• _Extract to read_:
= = = =
Re: [RFC 4/7] mm: add page consistency checker implementation

From: David Hildenbrand (Arm)

Date: Mon Apr 27 2026 - 15:37:15 EST



>>
>> Thanks, but I fundamentally don't understand how RAS capabilities interact here?
>> We have mm/memory-failure.c for a reason :)
>
> We do, but self driving safety requires way more than the current hardware can
> provide.
>
> I'll point you to https://dl.acm.org/doi/10.1145/2775054.2694348 , which
> researched these issues in a datacenter environment (so no sun exposure,
> temperature controlled, designed to avoid electromagnetic interference).
>
> "We call a fault that generates an error larger than 2 bits in an ECC word an
> undetectable-by-SECDED fault. A fault is undetectable-by-SECDED if it affects
> more than two bits in any ECC word, and the data written to that location does
> not match the value produced by the fault."
= = = =
• _Source data_:
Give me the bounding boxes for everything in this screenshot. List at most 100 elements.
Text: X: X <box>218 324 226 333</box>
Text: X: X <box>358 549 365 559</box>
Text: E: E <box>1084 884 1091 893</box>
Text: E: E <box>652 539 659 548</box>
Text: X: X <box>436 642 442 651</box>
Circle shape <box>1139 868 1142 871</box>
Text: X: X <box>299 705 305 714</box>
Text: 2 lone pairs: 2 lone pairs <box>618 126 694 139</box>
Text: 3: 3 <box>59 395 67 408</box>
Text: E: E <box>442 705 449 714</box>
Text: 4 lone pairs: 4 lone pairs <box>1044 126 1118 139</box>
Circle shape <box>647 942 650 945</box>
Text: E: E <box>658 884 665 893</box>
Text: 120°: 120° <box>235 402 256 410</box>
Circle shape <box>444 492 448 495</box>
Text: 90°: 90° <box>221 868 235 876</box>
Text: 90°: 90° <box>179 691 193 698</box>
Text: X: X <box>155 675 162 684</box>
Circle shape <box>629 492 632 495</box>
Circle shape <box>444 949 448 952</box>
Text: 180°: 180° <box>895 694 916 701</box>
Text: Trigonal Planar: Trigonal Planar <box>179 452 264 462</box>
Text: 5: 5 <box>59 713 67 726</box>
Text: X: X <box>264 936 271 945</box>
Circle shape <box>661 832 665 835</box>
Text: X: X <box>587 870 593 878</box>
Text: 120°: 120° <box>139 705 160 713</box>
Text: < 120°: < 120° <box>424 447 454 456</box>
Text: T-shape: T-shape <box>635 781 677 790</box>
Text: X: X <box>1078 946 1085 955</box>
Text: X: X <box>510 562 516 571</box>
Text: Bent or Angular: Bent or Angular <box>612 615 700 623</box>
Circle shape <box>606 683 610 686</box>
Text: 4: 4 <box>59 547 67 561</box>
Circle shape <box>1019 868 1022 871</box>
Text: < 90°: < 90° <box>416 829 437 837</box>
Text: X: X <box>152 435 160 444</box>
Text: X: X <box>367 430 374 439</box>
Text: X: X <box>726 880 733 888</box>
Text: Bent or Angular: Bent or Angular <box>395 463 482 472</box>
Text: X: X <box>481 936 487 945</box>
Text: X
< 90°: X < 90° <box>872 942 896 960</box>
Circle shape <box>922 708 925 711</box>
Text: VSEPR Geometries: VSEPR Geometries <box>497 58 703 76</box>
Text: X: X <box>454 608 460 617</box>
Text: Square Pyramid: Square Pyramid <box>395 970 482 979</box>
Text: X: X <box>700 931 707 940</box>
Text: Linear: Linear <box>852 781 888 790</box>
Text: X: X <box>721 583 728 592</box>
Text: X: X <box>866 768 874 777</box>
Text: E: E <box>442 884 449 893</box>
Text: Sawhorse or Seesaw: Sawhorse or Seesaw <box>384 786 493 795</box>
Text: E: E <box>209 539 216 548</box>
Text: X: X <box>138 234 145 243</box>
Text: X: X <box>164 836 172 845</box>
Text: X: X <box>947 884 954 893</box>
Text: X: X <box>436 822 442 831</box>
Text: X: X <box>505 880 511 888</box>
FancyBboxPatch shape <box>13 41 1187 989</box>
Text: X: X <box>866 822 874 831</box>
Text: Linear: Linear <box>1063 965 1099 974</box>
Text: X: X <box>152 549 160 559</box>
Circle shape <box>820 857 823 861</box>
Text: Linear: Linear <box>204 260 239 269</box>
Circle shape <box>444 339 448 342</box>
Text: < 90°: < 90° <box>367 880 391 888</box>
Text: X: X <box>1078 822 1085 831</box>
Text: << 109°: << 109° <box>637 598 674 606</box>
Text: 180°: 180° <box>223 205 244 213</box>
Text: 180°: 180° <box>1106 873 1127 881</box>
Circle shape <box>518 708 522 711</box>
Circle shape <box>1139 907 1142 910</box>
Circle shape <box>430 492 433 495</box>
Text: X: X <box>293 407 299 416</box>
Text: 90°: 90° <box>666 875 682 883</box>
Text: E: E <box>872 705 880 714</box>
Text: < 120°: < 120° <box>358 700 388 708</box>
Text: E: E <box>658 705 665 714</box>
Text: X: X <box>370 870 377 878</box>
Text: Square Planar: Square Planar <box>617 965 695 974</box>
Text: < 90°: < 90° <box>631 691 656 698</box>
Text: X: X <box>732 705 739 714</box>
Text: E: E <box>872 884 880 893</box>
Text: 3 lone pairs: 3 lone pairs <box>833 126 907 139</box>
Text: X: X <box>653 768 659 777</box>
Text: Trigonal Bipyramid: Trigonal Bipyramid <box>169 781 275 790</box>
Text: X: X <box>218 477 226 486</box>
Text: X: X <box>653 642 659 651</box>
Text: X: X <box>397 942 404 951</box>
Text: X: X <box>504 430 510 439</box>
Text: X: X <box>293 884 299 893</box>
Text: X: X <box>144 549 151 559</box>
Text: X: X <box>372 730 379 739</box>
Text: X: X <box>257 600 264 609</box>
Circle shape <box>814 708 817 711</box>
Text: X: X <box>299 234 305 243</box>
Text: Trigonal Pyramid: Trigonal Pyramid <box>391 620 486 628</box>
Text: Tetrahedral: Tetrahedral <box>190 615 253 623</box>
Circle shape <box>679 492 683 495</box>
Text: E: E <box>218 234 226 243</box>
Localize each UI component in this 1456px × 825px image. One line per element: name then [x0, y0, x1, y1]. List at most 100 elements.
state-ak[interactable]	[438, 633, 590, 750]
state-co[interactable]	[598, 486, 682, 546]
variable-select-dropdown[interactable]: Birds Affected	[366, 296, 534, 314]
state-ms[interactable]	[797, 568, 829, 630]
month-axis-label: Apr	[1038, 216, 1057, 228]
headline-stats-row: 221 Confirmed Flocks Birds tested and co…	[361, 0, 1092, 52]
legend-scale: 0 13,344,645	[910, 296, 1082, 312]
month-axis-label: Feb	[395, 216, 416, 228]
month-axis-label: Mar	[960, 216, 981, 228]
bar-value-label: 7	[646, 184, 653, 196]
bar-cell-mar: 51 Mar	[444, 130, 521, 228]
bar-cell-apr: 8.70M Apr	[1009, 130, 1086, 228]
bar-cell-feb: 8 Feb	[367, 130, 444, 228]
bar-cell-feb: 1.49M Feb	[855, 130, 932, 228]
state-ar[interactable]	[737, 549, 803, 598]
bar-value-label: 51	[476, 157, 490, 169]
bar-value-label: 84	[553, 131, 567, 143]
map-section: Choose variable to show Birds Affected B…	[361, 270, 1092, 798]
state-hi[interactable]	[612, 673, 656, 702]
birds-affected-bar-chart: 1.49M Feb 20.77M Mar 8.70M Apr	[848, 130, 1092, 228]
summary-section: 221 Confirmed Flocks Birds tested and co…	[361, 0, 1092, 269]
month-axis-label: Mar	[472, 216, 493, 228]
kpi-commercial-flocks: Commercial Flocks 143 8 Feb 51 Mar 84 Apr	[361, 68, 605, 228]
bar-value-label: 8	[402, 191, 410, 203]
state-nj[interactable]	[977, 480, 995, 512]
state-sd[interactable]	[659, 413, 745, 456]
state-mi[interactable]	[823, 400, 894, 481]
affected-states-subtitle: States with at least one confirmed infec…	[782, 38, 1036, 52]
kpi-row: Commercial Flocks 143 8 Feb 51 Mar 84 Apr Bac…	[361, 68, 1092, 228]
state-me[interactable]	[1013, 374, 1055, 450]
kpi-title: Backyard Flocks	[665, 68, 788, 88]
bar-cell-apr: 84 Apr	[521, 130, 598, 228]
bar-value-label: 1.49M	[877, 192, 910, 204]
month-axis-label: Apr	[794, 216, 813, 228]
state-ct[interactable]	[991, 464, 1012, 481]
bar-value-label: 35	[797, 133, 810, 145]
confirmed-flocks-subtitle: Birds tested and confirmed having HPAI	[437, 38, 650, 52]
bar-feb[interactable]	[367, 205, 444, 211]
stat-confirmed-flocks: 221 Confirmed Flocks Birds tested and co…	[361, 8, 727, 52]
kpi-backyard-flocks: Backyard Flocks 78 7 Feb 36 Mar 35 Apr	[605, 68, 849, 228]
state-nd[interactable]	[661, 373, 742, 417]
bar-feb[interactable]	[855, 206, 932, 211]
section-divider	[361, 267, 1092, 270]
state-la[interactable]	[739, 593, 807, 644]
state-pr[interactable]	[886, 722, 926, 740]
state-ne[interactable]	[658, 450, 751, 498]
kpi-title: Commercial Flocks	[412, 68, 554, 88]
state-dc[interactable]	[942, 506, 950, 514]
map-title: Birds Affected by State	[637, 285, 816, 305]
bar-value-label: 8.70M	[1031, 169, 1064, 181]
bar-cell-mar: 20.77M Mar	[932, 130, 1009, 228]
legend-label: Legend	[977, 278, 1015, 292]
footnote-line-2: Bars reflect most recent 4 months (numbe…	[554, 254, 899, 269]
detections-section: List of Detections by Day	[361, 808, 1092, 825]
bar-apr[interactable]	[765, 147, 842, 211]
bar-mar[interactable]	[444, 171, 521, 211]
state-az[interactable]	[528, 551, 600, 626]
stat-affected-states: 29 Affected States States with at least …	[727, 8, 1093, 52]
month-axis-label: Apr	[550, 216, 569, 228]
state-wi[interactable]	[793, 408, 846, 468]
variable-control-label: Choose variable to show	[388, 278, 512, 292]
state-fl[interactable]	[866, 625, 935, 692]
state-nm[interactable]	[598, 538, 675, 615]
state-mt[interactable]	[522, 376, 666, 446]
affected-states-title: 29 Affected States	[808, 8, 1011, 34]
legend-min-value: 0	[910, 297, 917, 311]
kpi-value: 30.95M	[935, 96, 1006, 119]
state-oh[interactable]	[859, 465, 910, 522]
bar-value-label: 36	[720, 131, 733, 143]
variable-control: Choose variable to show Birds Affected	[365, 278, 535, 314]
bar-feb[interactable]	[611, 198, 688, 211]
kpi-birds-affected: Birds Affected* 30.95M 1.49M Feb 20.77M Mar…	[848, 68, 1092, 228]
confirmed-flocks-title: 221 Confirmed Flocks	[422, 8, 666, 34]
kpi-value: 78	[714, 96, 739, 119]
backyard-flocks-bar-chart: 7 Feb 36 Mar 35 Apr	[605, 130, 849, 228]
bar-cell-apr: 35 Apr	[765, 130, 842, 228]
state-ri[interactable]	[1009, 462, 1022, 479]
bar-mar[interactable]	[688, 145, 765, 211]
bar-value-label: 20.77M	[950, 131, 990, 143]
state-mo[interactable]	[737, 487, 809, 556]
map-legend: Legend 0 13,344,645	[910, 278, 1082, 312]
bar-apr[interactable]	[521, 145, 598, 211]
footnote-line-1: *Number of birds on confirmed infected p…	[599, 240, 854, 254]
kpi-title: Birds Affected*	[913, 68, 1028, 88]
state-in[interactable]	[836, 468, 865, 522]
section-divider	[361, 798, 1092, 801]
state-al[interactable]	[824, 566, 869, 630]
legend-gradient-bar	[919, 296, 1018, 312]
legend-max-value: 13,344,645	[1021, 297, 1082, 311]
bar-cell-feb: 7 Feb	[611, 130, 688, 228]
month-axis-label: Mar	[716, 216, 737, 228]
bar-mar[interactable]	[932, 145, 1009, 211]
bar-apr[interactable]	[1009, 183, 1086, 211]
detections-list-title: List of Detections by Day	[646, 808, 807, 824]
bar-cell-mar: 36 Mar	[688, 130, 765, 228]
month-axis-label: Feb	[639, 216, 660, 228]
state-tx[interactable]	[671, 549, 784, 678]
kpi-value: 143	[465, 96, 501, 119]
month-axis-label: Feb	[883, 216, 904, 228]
= = = =
• _Work to do_:
**a)** Could you rewrite the records from their first line through the line containing "Text: X: X <box>721 583 728 592</box>", replacing "Trigonal Planar" with "Triangular Planar" and keeping everything else the same?
**b)** Can you carry the mailing-list reply about the page consistency checker on from its last line?

• _Responses to the tasks_:
**a)**
Give me the bounding boxes for everything in this screenshot. List at most 100 elements.
Text: X: X <box>218 324 226 333</box>
Text: X: X <box>358 549 365 559</box>
Text: E: E <box>1084 884 1091 893</box>
Text: E: E <box>652 539 659 548</box>
Text: X: X <box>436 642 442 651</box>
Circle shape <box>1139 868 1142 871</box>
Text: X: X <box>299 705 305 714</box>
Text: 2 lone pairs: 2 lone pairs <box>618 126 694 139</box>
Text: 3: 3 <box>59 395 67 408</box>
Text: E: E <box>442 705 449 714</box>
Text: 4 lone pairs: 4 lone pairs <box>1044 126 1118 139</box>
Circle shape <box>647 942 650 945</box>
Text: E: E <box>658 884 665 893</box>
Text: 120°: 120° <box>235 402 256 410</box>
Circle shape <box>444 492 448 495</box>
Text: 90°: 90° <box>221 868 235 876</box>
Text: 90°: 90° <box>179 691 193 698</box>
Text: X: X <box>155 675 162 684</box>
Circle shape <box>629 492 632 495</box>
Circle shape <box>444 949 448 952</box>
Text: 180°: 180° <box>895 694 916 701</box>
Text: Triangular Planar: Triangular Planar <box>179 452 264 462</box>
Text: 5: 5 <box>59 713 67 726</box>
Text: X: X <box>264 936 271 945</box>
Circle shape <box>661 832 665 835</box>
Text: X: X <box>587 870 593 878</box>
Text: 120°: 120° <box>139 705 160 713</box>
Text: < 120°: < 120° <box>424 447 454 456</box>
Text: T-shape: T-shape <box>635 781 677 790</box>
Text: X: X <box>1078 946 1085 955</box>
Text: X: X <box>510 562 516 571</box>
Text: Bent or Angular: Bent or Angular <box>612 615 700 623</box>
Circle shape <box>606 683 610 686</box>
Text: 4: 4 <box>59 547 67 561</box>
Circle shape <box>1019 868 1022 871</box>
Text: < 90°: < 90° <box>416 829 437 837</box>
Text: X: X <box>152 435 160 444</box>
Text: X: X <box>367 430 374 439</box>
Text: X: X <box>726 880 733 888</box>
Text: Bent or Angular: Bent or Angular <box>395 463 482 472</box>
Text: X: X <box>481 936 487 945</box>
Text: X
< 90°: X < 90° <box>872 942 896 960</box>
Circle shape <box>922 708 925 711</box>
Text: VSEPR Geometries: VSEPR Geometries <box>497 58 703 76</box>
Text: X: X <box>454 608 460 617</box>
Text: Square Pyramid: Square Pyramid <box>395 970 482 979</box>
Text: X: X <box>700 931 707 940</box>
Text: Linear: Linear <box>852 781 888 790</box>
Text: X: X <box>721 583 728 592</box>

**b)**
>
> [...]
>
> "A Cielo node has 288 DRAM devices, so this translates to 6048, 518, and 57.6
> FIT per node for vendors A, B, and C, respectively. This translates to one
> undetected error every 0.8 days, every 9.5 days, and every 85 days on a machine
> the size of Cielo."
>
> [...]
>
> "Our main conclusion from this data is that SEC-DED ECC is poorly suited to
> modern DRAM subsystems. The rate of undetected errors is too high to justify
> its use in very large scale systems comprised of thousands of nodes where
> fidelity of results is critical."

Yes, I read before that ECC is insufficient to detect certain bitflips.

But I don't understand how this patch set here is going to move the needle in
any reasonable way?

You have your magical self-driving car algorithm.

Bitflips can corrupt your algorithm, your data, the kernel image, your user page
tables, your kernel page tables. Even a pointer to a bitmap :)

... and we worry about the state of allocated vs. free pages.

Please enlighten me!

>
> The passengers you've mentioned before would be excited if they knew how high
> the bar is around their safety :)
Heh :)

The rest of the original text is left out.